→ To be done
Skip every picture and transcribe the remaining material exactly.

→ Data lines
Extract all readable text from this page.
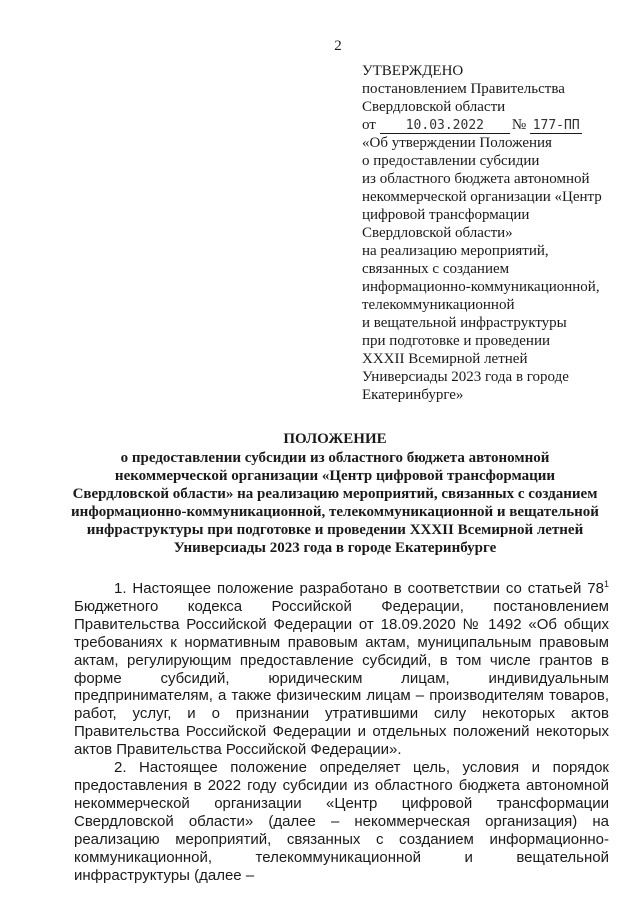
2
УТВЕРЖДЕНО
постановлением Правительства
Свердловской области
от	10.03.2022	№ 177-ПП
«Об утверждении Положения
о предоставлении субсидии
из областного бюджета автономной
некоммерческой организации «Центр
цифровой трансформации
Свердловской области»
на реализацию мероприятий,
связанных с созданием
информационно-коммуникационной,
телекоммуникационной
и вещательной инфраструктуры
при подготовке и проведении
XXXII Всемирной летней
Универсиады 2023 года в городе
Екатеринбурге»
ПОЛОЖЕНИЕ
о предоставлении субсидии из областного бюджета автономной
некоммерческой организации «Центр цифровой трансформации
Свердловской области» на реализацию мероприятий, связанных с созданием
информационно-коммуникационной, телекоммуникационной и вещательной
инфраструктуры при подготовке и проведении XXXII Всемирной летней
Универсиады 2023 года в городе Екатеринбурге

1. Настоящее положение разработано в соответствии со статьей $78^1$ Бюджетного кодекса Российской Федерации, постановлением Правительства Российской Федерации от 18.09.2020 № 1492 «Об общих требованиях к нормативным правовым актам, муниципальным правовым актам, регулирующим предоставление субсидий, в том числе грантов в форме субсидий, юридическим лицам, индивидуальным предпринимателям, а также физическим лицам – производителям товаров, работ, услуг, и о признании утратившими силу некоторых актов Правительства Российской Федерации и отдельных положений некоторых актов Правительства Российской Федерации».

2. Настоящее положение определяет цель, условия и порядок предоставления в 2022 году субсидии из областного бюджета автономной некоммерческой организации «Центр цифровой трансформации Свердловской области» (далее – некоммерческая организация) на реализацию мероприятий, связанных с созданием информационно-коммуникационной, телекоммуникационной и вещательной инфраструктуры (далее –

→ The response
Extract all readable text from this page.
2
УТВЕРЖДЕНО
постановлением Правительства
Свердловской области
от	10.03.2022	№ 177-ПП
«Об утверждении Положения
о предоставлении субсидии
из областного бюджета автономной
некоммерческой организации «Центр
цифровой трансформации
Свердловской области»
на реализацию мероприятий,
связанных с созданием
информационно-коммуникационной,
телекоммуникационной
и вещательной инфраструктуры
при подготовке и проведении
XXXII Всемирной летней
Универсиады 2023 года в городе
Екатеринбурге»
ПОЛОЖЕНИЕ
о предоставлении субсидии из областного бюджета автономной
некоммерческой организации «Центр цифровой трансформации
Свердловской области» на реализацию мероприятий, связанных с созданием
информационно-коммуникационной, телекоммуникационной и вещательной
инфраструктуры при подготовке и проведении XXXII Всемирной летней
Универсиады 2023 года в городе Екатеринбурге

1. Настоящее положение разработано в соответствии со статьей $78^1$ Бюджетного кодекса Российской Федерации, постановлением Правительства Российской Федерации от 18.09.2020 № 1492 «Об общих требованиях к нормативным правовым актам, муниципальным правовым актам, регулирующим предоставление субсидий, в том числе грантов в форме субсидий, юридическим лицам, индивидуальным предпринимателям, а также физическим лицам – производителям товаров, работ, услуг, и о признании утратившими силу некоторых актов Правительства Российской Федерации и отдельных положений некоторых актов Правительства Российской Федерации».

2. Настоящее положение определяет цель, условия и порядок предоставления в 2022 году субсидии из областного бюджета автономной некоммерческой организации «Центр цифровой трансформации Свердловской области» (далее – некоммерческая организация) на реализацию мероприятий, связанных с созданием информационно-коммуникационной, телекоммуникационной и вещательной инфраструктуры (далее –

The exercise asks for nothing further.